◆ PROBLEM ◆
Starting at the line with "Type out the text in this image." in it, reproduce each line below through the last one, exactly, and include nothing else.

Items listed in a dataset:
>> start

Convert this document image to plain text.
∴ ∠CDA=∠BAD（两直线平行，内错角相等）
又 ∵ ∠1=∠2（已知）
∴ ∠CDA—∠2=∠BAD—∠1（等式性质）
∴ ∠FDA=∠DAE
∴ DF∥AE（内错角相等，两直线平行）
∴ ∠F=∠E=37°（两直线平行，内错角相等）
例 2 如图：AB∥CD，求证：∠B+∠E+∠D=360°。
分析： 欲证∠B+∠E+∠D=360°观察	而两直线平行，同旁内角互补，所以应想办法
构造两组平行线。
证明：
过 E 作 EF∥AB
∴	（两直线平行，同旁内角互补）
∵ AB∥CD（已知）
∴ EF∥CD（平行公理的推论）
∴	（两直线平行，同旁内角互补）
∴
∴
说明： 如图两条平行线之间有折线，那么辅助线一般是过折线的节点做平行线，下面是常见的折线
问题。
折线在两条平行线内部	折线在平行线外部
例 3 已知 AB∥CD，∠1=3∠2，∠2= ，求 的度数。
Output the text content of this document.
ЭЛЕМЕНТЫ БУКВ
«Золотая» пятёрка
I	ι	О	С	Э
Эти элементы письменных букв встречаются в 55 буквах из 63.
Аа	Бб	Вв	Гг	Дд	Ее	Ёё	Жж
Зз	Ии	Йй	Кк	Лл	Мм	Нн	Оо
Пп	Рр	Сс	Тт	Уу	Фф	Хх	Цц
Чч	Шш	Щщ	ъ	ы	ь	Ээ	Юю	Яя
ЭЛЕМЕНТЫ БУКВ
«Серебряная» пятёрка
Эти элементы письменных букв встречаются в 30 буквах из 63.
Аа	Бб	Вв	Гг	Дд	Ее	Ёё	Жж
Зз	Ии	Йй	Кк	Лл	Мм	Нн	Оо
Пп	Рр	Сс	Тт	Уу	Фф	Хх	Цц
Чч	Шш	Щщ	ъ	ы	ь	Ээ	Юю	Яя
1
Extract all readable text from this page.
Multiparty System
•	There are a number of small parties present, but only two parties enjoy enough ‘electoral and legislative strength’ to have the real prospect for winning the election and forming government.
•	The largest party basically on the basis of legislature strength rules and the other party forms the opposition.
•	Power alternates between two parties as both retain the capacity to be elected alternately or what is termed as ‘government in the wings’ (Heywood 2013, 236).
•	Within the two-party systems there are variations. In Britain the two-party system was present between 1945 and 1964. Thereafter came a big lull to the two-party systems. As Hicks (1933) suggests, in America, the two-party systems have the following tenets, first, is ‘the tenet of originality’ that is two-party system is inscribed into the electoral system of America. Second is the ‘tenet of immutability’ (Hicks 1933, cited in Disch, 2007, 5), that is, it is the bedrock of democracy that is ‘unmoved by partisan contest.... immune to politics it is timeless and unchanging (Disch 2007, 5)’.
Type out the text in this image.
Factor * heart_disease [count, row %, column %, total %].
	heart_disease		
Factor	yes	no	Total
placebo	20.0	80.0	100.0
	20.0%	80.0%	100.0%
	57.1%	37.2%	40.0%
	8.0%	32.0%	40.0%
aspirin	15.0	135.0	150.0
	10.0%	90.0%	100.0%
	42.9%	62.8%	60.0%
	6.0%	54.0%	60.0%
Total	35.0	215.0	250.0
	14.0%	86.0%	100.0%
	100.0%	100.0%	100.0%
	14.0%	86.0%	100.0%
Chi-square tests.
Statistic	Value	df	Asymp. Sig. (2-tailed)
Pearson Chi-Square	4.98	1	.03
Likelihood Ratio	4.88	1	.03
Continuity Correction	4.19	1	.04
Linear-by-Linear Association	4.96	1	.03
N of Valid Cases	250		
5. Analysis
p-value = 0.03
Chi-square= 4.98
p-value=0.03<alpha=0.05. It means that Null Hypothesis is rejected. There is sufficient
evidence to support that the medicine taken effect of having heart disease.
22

>> end

◆ FULL RESPONSE ◆
Type out the text in this image.
Factor * heart_disease [count, row %, column %, total %].
	heart_disease		
Factor	yes	no	Total
placebo	20.0	80.0	100.0
	20.0%	80.0%	100.0%
	57.1%	37.2%	40.0%
	8.0%	32.0%	40.0%
aspirin	15.0	135.0	150.0
	10.0%	90.0%	100.0%
	42.9%	62.8%	60.0%
	6.0%	54.0%	60.0%
Total	35.0	215.0	250.0
	14.0%	86.0%	100.0%
	100.0%	100.0%	100.0%
	14.0%	86.0%	100.0%
Chi-square tests.
Statistic	Value	df	Asymp. Sig. (2-tailed)
Pearson Chi-Square	4.98	1	.03
Likelihood Ratio	4.88	1	.03
Continuity Correction	4.19	1	.04
Linear-by-Linear Association	4.96	1	.03
N of Valid Cases	250		
5. Analysis
p-value = 0.03
Chi-square= 4.98
p-value=0.03<alpha=0.05. It means that Null Hypothesis is rejected. There is sufficient
evidence to support that the medicine taken effect of having heart disease.
22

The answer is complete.